What is needed:
Leaving out the pictures, transcribe all of the records faithfully.
::: Dataset excerpts :::
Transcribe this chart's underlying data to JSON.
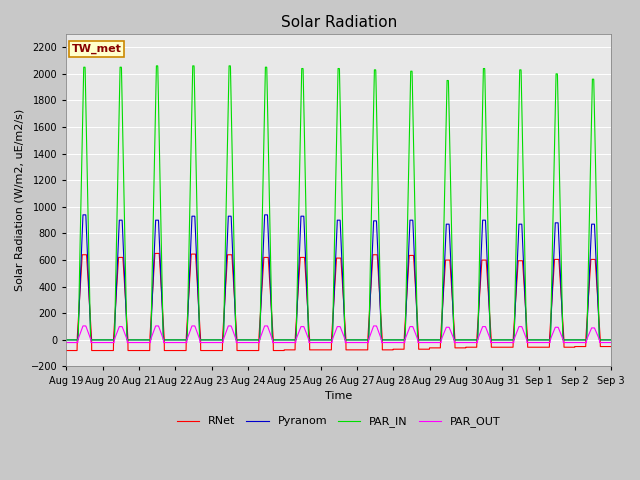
{
  "title": "Solar Radiation",
  "ylabel": "Solar Radiation (W/m2, uE/m2/s)",
  "xlabel": "Time",
  "ylim": [
    -200,
    2300
  ],
  "yticks": [
    -200,
    0,
    200,
    400,
    600,
    800,
    1000,
    1200,
    1400,
    1600,
    1800,
    2000,
    2200
  ],
  "num_days": 15,
  "xtick_labels": [
    "Aug 19",
    "Aug 20",
    "Aug 21",
    "Aug 22",
    "Aug 23",
    "Aug 24",
    "Aug 25",
    "Aug 26",
    "Aug 27",
    "Aug 28",
    "Aug 29",
    "Aug 30",
    "Aug 31",
    "Sep 1",
    "Sep 2",
    "Sep 3"
  ],
  "colors": {
    "RNet": "#ff0000",
    "Pyranom": "#0000cc",
    "PAR_IN": "#00dd00",
    "PAR_OUT": "#ff00ff"
  },
  "lw": 0.8,
  "site_label": "TW_met",
  "site_label_color": "#880000",
  "site_box_facecolor": "#ffffcc",
  "site_box_edgecolor": "#cc8800",
  "fig_bg": "#c8c8c8",
  "plot_bg": "#e8e8e8",
  "grid_color": "#ffffff",
  "title_fontsize": 11,
  "ylabel_fontsize": 8,
  "xlabel_fontsize": 8,
  "tick_fontsize": 7,
  "legend_fontsize": 8,
  "rnet_peaks": [
    640,
    620,
    650,
    645,
    640,
    620,
    620,
    615,
    640,
    635,
    600,
    600,
    595,
    605,
    605
  ],
  "pyranom_peaks": [
    940,
    900,
    900,
    930,
    930,
    940,
    930,
    900,
    895,
    900,
    870,
    900,
    870,
    880,
    870
  ],
  "par_in_peaks": [
    2050,
    2050,
    2060,
    2060,
    2060,
    2050,
    2040,
    2040,
    2030,
    2020,
    1950,
    2040,
    2030,
    2000,
    1960
  ],
  "par_out_peaks": [
    105,
    100,
    105,
    105,
    105,
    105,
    100,
    100,
    105,
    100,
    95,
    100,
    100,
    95,
    90
  ],
  "rnet_nights": [
    -80,
    -80,
    -80,
    -80,
    -80,
    -80,
    -75,
    -75,
    -75,
    -70,
    -60,
    -55,
    -55,
    -55,
    -50
  ]
}
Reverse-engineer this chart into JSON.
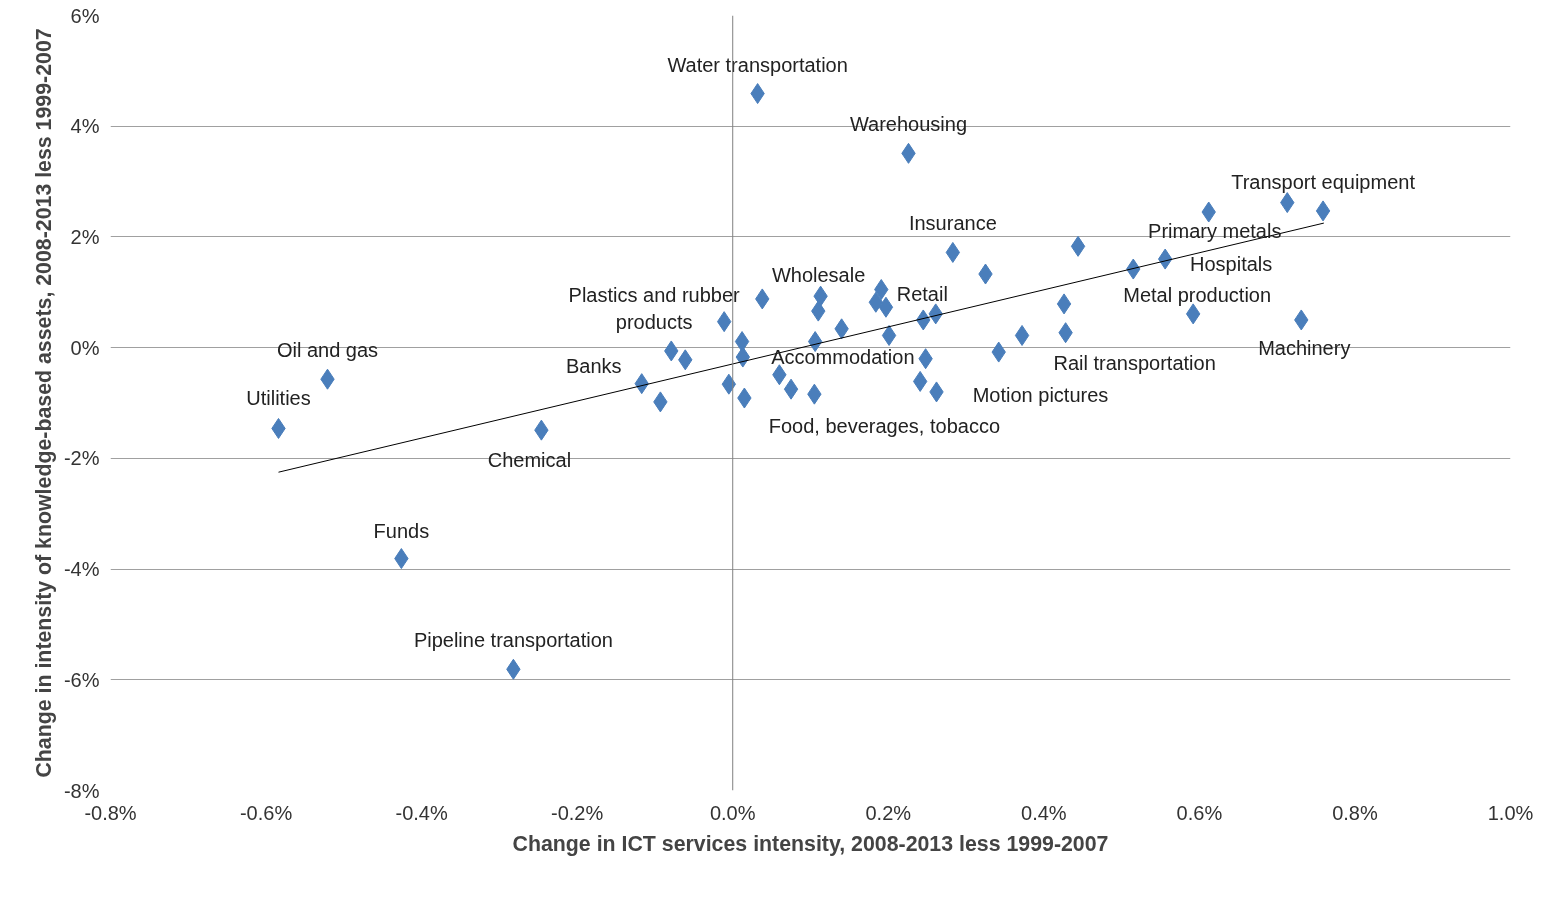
{
  "chart_data": {
    "type": "scatter",
    "xlabel": "Change in ICT services intensity, 2008-2013 less 1999-2007",
    "ylabel": "Change in intensity of knowledge-based assets, 2008-2013 less 1999-2007",
    "xlim": [
      -0.8,
      1.0
    ],
    "ylim": [
      -8,
      6
    ],
    "xticks": [
      {
        "value": -0.8,
        "label": "-0.8%"
      },
      {
        "value": -0.6,
        "label": "-0.6%"
      },
      {
        "value": -0.4,
        "label": "-0.4%"
      },
      {
        "value": -0.2,
        "label": "-0.2%"
      },
      {
        "value": 0.0,
        "label": "0.0%"
      },
      {
        "value": 0.2,
        "label": "0.2%"
      },
      {
        "value": 0.4,
        "label": "0.4%"
      },
      {
        "value": 0.6,
        "label": "0.6%"
      },
      {
        "value": 0.8,
        "label": "0.8%"
      },
      {
        "value": 1.0,
        "label": "1.0%"
      }
    ],
    "yticks": [
      {
        "value": -8,
        "label": "-8%"
      },
      {
        "value": -6,
        "label": "-6%"
      },
      {
        "value": -4,
        "label": "-4%"
      },
      {
        "value": -2,
        "label": "-2%"
      },
      {
        "value": 0,
        "label": "0%"
      },
      {
        "value": 2,
        "label": "2%"
      },
      {
        "value": 4,
        "label": "4%"
      },
      {
        "value": 6,
        "label": "6%"
      }
    ],
    "grid": "y",
    "marker": "diamond",
    "ref_lines": [
      {
        "axis": "x",
        "value": 0,
        "color": "#808080"
      }
    ],
    "series": [
      {
        "type": "scatter",
        "color": "#4a7ebb",
        "x": [
          0.032,
          0.226,
          0.713,
          0.759,
          0.612,
          0.283,
          0.444,
          0.325,
          0.515,
          0.556,
          0.426,
          0.592,
          0.731,
          0.191,
          0.184,
          0.197,
          0.113,
          0.11,
          0.038,
          -0.011,
          0.012,
          0.013,
          0.106,
          0.14,
          0.201,
          0.245,
          0.261,
          0.342,
          0.372,
          0.428,
          0.248,
          0.241,
          0.262,
          0.06,
          0.075,
          0.105,
          -0.005,
          0.015,
          -0.079,
          -0.061,
          -0.117,
          -0.093,
          -0.246,
          -0.521,
          -0.584,
          -0.426,
          -0.282
        ],
        "values": [
          4.59,
          3.51,
          2.62,
          2.47,
          2.45,
          1.72,
          1.83,
          1.33,
          1.42,
          1.6,
          0.79,
          0.61,
          0.5,
          1.05,
          0.82,
          0.73,
          0.93,
          0.66,
          0.88,
          0.47,
          0.11,
          -0.17,
          0.11,
          0.34,
          0.22,
          0.5,
          0.61,
          -0.08,
          0.22,
          0.27,
          -0.2,
          -0.61,
          -0.8,
          -0.49,
          -0.75,
          -0.84,
          -0.66,
          -0.91,
          -0.06,
          -0.22,
          -0.65,
          -0.98,
          -1.49,
          -0.57,
          -1.46,
          -3.81,
          -5.81
        ]
      },
      {
        "type": "line",
        "color": "#000000",
        "marker": "none",
        "x": [
          -0.584,
          0.76
        ],
        "values": [
          -2.25,
          2.25
        ]
      }
    ],
    "annotations": [
      {
        "text": "Water transportation",
        "x": 0.032,
        "y": 4.59
      },
      {
        "text": "Warehousing",
        "x": 0.226,
        "y": 3.51
      },
      {
        "text": "Transport equipment",
        "x": 0.759,
        "y": 2.47
      },
      {
        "text": "Insurance",
        "x": 0.283,
        "y": 1.72
      },
      {
        "text": "Primary metals",
        "x": 0.612,
        "y": 2.45
      },
      {
        "text": "Hospitals",
        "x": 0.556,
        "y": 1.6
      },
      {
        "text": "Wholesale",
        "x": 0.113,
        "y": 0.93
      },
      {
        "text": "Retail",
        "x": 0.191,
        "y": 1.05
      },
      {
        "text": "Plastics and rubber\nproducts",
        "x": -0.011,
        "y": 0.47
      },
      {
        "text": "Metal production",
        "x": 0.592,
        "y": 0.61
      },
      {
        "text": "Oil and gas",
        "x": -0.521,
        "y": -0.57
      },
      {
        "text": "Machinery",
        "x": 0.731,
        "y": 0.5
      },
      {
        "text": "Accommodation",
        "x": 0.013,
        "y": -0.17
      },
      {
        "text": "Banks",
        "x": -0.117,
        "y": -0.65
      },
      {
        "text": "Rail transportation",
        "x": 0.428,
        "y": 0.27
      },
      {
        "text": "Utilities",
        "x": -0.584,
        "y": -1.46
      },
      {
        "text": "Motion pictures",
        "x": 0.262,
        "y": -0.8
      },
      {
        "text": "Food, beverages, tobacco",
        "x": 0.105,
        "y": -0.84
      },
      {
        "text": "Chemical",
        "x": -0.246,
        "y": -1.49
      },
      {
        "text": "Funds",
        "x": -0.426,
        "y": -3.81
      },
      {
        "text": "Pipeline transportation",
        "x": -0.282,
        "y": -5.81
      }
    ]
  }
}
:::
Written response:
Transcribe this chart's underlying data to JSON.
{
  "title": "Solar Radiation",
  "ylabel": "Solar Radiation (W/m2, uE/m2/s)",
  "xlabel": "Time",
  "ylim": [
    -200,
    2300
  ],
  "yticks": [
    -200,
    0,
    200,
    400,
    600,
    800,
    1000,
    1200,
    1400,
    1600,
    1800,
    2000,
    2200
  ],
  "num_days": 15,
  "xtick_labels": [
    "Aug 19",
    "Aug 20",
    "Aug 21",
    "Aug 22",
    "Aug 23",
    "Aug 24",
    "Aug 25",
    "Aug 26",
    "Aug 27",
    "Aug 28",
    "Aug 29",
    "Aug 30",
    "Aug 31",
    "Sep 1",
    "Sep 2",
    "Sep 3"
  ],
  "colors": {
    "RNet": "#ff0000",
    "Pyranom": "#0000cc",
    "PAR_IN": "#00dd00",
    "PAR_OUT": "#ff00ff"
  },
  "lw": 0.8,
  "site_label": "TW_met",
  "site_label_color": "#880000",
  "site_box_facecolor": "#ffffcc",
  "site_box_edgecolor": "#cc8800",
  "fig_bg": "#c8c8c8",
  "plot_bg": "#e8e8e8",
  "grid_color": "#ffffff",
  "title_fontsize": 11,
  "ylabel_fontsize": 8,
  "xlabel_fontsize": 8,
  "tick_fontsize": 7,
  "legend_fontsize": 8,
  "rnet_peaks": [
    640,
    620,
    650,
    645,
    640,
    620,
    620,
    615,
    640,
    635,
    600,
    600,
    595,
    605,
    605
  ],
  "pyranom_peaks": [
    940,
    900,
    900,
    930,
    930,
    940,
    930,
    900,
    895,
    900,
    870,
    900,
    870,
    880,
    870
  ],
  "par_in_peaks": [
    2050,
    2050,
    2060,
    2060,
    2060,
    2050,
    2040,
    2040,
    2030,
    2020,
    1950,
    2040,
    2030,
    2000,
    1960
  ],
  "par_out_peaks": [
    105,
    100,
    105,
    105,
    105,
    105,
    100,
    100,
    105,
    100,
    95,
    100,
    100,
    95,
    90
  ],
  "rnet_nights": [
    -80,
    -80,
    -80,
    -80,
    -80,
    -80,
    -75,
    -75,
    -75,
    -70,
    -60,
    -55,
    -55,
    -55,
    -50
  ]
}
Reverse-engineer this chart into JSON.
{
  "chart_data": {
    "type": "scatter",
    "xlabel": "Change in ICT services intensity, 2008-2013 less 1999-2007",
    "ylabel": "Change in intensity of knowledge-based assets, 2008-2013 less 1999-2007",
    "xlim": [
      -0.8,
      1.0
    ],
    "ylim": [
      -8,
      6
    ],
    "xticks": [
      {
        "value": -0.8,
        "label": "-0.8%"
      },
      {
        "value": -0.6,
        "label": "-0.6%"
      },
      {
        "value": -0.4,
        "label": "-0.4%"
      },
      {
        "value": -0.2,
        "label": "-0.2%"
      },
      {
        "value": 0.0,
        "label": "0.0%"
      },
      {
        "value": 0.2,
        "label": "0.2%"
      },
      {
        "value": 0.4,
        "label": "0.4%"
      },
      {
        "value": 0.6,
        "label": "0.6%"
      },
      {
        "value": 0.8,
        "label": "0.8%"
      },
      {
        "value": 1.0,
        "label": "1.0%"
      }
    ],
    "yticks": [
      {
        "value": -8,
        "label": "-8%"
      },
      {
        "value": -6,
        "label": "-6%"
      },
      {
        "value": -4,
        "label": "-4%"
      },
      {
        "value": -2,
        "label": "-2%"
      },
      {
        "value": 0,
        "label": "0%"
      },
      {
        "value": 2,
        "label": "2%"
      },
      {
        "value": 4,
        "label": "4%"
      },
      {
        "value": 6,
        "label": "6%"
      }
    ],
    "grid": "y",
    "marker": "diamond",
    "ref_lines": [
      {
        "axis": "x",
        "value": 0,
        "color": "#808080"
      }
    ],
    "series": [
      {
        "type": "scatter",
        "color": "#4a7ebb",
        "x": [
          0.032,
          0.226,
          0.713,
          0.759,
          0.612,
          0.283,
          0.444,
          0.325,
          0.515,
          0.556,
          0.426,
          0.592,
          0.731,
          0.191,
          0.184,
          0.197,
          0.113,
          0.11,
          0.038,
          -0.011,
          0.012,
          0.013,
          0.106,
          0.14,
          0.201,
          0.245,
          0.261,
          0.342,
          0.372,
          0.428,
          0.248,
          0.241,
          0.262,
          0.06,
          0.075,
          0.105,
          -0.005,
          0.015,
          -0.079,
          -0.061,
          -0.117,
          -0.093,
          -0.246,
          -0.521,
          -0.584,
          -0.426,
          -0.282
        ],
        "values": [
          4.59,
          3.51,
          2.62,
          2.47,
          2.45,
          1.72,
          1.83,
          1.33,
          1.42,
          1.6,
          0.79,
          0.61,
          0.5,
          1.05,
          0.82,
          0.73,
          0.93,
          0.66,
          0.88,
          0.47,
          0.11,
          -0.17,
          0.11,
          0.34,
          0.22,
          0.5,
          0.61,
          -0.08,
          0.22,
          0.27,
          -0.2,
          -0.61,
          -0.8,
          -0.49,
          -0.75,
          -0.84,
          -0.66,
          -0.91,
          -0.06,
          -0.22,
          -0.65,
          -0.98,
          -1.49,
          -0.57,
          -1.46,
          -3.81,
          -5.81
        ]
      },
      {
        "type": "line",
        "color": "#000000",
        "marker": "none",
        "x": [
          -0.584,
          0.76
        ],
        "values": [
          -2.25,
          2.25
        ]
      }
    ],
    "annotations": [
      {
        "text": "Water transportation",
        "x": 0.032,
        "y": 4.59
      },
      {
        "text": "Warehousing",
        "x": 0.226,
        "y": 3.51
      },
      {
        "text": "Transport equipment",
        "x": 0.759,
        "y": 2.47
      },
      {
        "text": "Insurance",
        "x": 0.283,
        "y": 1.72
      },
      {
        "text": "Primary metals",
        "x": 0.612,
        "y": 2.45
      },
      {
        "text": "Hospitals",
        "x": 0.556,
        "y": 1.6
      },
      {
        "text": "Wholesale",
        "x": 0.113,
        "y": 0.93
      },
      {
        "text": "Retail",
        "x": 0.191,
        "y": 1.05
      },
      {
        "text": "Plastics and rubber\nproducts",
        "x": -0.011,
        "y": 0.47
      },
      {
        "text": "Metal production",
        "x": 0.592,
        "y": 0.61
      },
      {
        "text": "Oil and gas",
        "x": -0.521,
        "y": -0.57
      },
      {
        "text": "Machinery",
        "x": 0.731,
        "y": 0.5
      },
      {
        "text": "Accommodation",
        "x": 0.013,
        "y": -0.17
      },
      {
        "text": "Banks",
        "x": -0.117,
        "y": -0.65
      },
      {
        "text": "Rail transportation",
        "x": 0.428,
        "y": 0.27
      },
      {
        "text": "Utilities",
        "x": -0.584,
        "y": -1.46
      },
      {
        "text": "Motion pictures",
        "x": 0.262,
        "y": -0.8
      },
      {
        "text": "Food, beverages, tobacco",
        "x": 0.105,
        "y": -0.84
      },
      {
        "text": "Chemical",
        "x": -0.246,
        "y": -1.49
      },
      {
        "text": "Funds",
        "x": -0.426,
        "y": -3.81
      },
      {
        "text": "Pipeline transportation",
        "x": -0.282,
        "y": -5.81
      }
    ]
  }
}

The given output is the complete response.